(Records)
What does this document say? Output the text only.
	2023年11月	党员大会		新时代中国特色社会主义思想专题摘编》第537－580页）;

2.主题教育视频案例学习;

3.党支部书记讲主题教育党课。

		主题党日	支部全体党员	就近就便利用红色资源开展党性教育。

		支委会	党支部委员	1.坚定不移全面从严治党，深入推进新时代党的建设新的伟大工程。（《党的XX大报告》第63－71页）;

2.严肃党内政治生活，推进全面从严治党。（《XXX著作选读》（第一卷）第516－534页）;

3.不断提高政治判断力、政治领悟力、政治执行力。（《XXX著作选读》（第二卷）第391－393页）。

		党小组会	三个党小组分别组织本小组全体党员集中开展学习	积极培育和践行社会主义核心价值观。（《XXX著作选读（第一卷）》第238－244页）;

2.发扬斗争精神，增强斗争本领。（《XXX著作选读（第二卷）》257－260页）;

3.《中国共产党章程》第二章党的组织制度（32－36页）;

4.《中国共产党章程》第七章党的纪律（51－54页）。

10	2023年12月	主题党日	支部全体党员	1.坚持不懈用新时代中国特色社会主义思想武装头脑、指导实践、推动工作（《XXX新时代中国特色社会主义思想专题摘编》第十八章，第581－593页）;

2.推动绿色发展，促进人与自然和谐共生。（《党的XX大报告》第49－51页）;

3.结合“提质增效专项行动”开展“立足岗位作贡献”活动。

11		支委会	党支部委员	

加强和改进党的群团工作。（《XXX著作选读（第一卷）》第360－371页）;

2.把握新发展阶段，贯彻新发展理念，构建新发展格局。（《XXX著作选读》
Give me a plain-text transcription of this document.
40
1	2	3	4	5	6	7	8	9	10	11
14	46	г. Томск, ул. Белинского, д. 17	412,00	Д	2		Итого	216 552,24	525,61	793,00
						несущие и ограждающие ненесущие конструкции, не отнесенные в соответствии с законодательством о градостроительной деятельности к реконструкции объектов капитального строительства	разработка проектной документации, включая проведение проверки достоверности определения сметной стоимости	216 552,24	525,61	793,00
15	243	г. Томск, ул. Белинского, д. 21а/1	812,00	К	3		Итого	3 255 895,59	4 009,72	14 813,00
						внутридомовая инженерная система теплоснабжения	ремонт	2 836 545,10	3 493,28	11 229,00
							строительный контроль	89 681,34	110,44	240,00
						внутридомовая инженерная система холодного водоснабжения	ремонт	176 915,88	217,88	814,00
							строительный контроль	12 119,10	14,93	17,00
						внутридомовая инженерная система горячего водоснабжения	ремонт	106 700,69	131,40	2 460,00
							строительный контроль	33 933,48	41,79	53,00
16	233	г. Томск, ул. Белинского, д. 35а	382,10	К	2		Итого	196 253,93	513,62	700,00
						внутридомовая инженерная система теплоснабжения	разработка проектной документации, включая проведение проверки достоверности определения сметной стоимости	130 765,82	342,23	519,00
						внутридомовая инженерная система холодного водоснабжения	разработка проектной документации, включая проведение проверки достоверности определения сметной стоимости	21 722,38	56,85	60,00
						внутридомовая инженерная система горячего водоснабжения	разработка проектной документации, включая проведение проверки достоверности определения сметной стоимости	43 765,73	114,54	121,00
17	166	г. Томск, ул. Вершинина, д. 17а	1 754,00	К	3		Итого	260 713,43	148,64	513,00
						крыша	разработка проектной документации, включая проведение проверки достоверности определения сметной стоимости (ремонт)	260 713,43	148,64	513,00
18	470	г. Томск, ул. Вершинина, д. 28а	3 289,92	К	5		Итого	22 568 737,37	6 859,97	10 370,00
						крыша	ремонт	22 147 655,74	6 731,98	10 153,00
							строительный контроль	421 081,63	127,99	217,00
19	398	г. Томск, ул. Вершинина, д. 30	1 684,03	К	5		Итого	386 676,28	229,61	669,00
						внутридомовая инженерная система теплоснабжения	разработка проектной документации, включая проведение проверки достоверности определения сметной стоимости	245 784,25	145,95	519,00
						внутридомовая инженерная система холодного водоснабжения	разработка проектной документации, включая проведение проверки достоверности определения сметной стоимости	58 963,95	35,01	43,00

### YOUR INSTRUCTIONS:
Copy the lines from the entries above in which the word "холодного" appears.

### FULL RESPONSE:
						внутридомовая инженерная система холодного водоснабжения	ремонт	176 915,88	217,88	814,00
						внутридомовая инженерная система холодного водоснабжения	разработка проектной документации, включая проведение проверки достоверности определения сметной стоимости	21 722,38	56,85	60,00
						внутридомовая инженерная система холодного водоснабжения	разработка проектной документации, включая проведение проверки достоверности определения сметной стоимости	58 963,95	35,01	43,00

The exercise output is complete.